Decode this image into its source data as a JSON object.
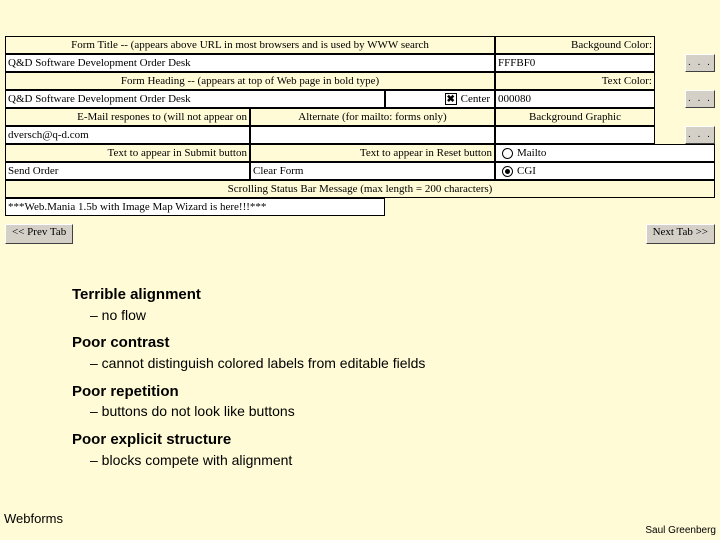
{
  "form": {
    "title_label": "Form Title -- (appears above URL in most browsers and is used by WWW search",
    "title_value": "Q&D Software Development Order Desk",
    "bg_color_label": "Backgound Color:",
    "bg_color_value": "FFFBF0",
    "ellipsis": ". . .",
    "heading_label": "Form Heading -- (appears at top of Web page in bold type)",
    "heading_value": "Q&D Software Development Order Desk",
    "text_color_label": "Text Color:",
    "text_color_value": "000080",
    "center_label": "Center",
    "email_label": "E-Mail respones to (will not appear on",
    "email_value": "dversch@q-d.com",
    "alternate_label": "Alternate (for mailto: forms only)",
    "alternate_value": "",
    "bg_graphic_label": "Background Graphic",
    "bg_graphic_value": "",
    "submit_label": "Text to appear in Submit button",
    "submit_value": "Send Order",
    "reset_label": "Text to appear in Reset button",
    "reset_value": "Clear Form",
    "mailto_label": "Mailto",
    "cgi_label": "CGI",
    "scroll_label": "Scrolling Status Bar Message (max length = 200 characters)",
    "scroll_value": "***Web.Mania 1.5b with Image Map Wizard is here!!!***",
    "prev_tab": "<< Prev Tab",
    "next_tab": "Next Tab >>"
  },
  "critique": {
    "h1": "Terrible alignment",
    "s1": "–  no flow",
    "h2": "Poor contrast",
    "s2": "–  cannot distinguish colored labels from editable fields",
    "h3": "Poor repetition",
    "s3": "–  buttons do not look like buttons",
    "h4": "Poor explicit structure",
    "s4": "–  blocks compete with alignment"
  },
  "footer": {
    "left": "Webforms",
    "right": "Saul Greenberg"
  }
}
+ + + +
• **Exercise objective**
In your copy, leave out the pictures and reproduce the material above exactly.

• **Solution below**
Decode this image into its source data as a JSON object.
{
  "form": {
    "title_label": "Form Title -- (appears above URL in most browsers and is used by WWW search",
    "title_value": "Q&D Software Development Order Desk",
    "bg_color_label": "Backgound Color:",
    "bg_color_value": "FFFBF0",
    "ellipsis": ". . .",
    "heading_label": "Form Heading -- (appears at top of Web page in bold type)",
    "heading_value": "Q&D Software Development Order Desk",
    "text_color_label": "Text Color:",
    "text_color_value": "000080",
    "center_label": "Center",
    "email_label": "E-Mail respones to (will not appear on",
    "email_value": "dversch@q-d.com",
    "alternate_label": "Alternate (for mailto: forms only)",
    "alternate_value": "",
    "bg_graphic_label": "Background Graphic",
    "bg_graphic_value": "",
    "submit_label": "Text to appear in Submit button",
    "submit_value": "Send Order",
    "reset_label": "Text to appear in Reset button",
    "reset_value": "Clear Form",
    "mailto_label": "Mailto",
    "cgi_label": "CGI",
    "scroll_label": "Scrolling Status Bar Message (max length = 200 characters)",
    "scroll_value": "***Web.Mania 1.5b with Image Map Wizard is here!!!***",
    "prev_tab": "<< Prev Tab",
    "next_tab": "Next Tab >>"
  },
  "critique": {
    "h1": "Terrible alignment",
    "s1": "–  no flow",
    "h2": "Poor contrast",
    "s2": "–  cannot distinguish colored labels from editable fields",
    "h3": "Poor repetition",
    "s3": "–  buttons do not look like buttons",
    "h4": "Poor explicit structure",
    "s4": "–  blocks compete with alignment"
  },
  "footer": {
    "left": "Webforms",
    "right": "Saul Greenberg"
  }
}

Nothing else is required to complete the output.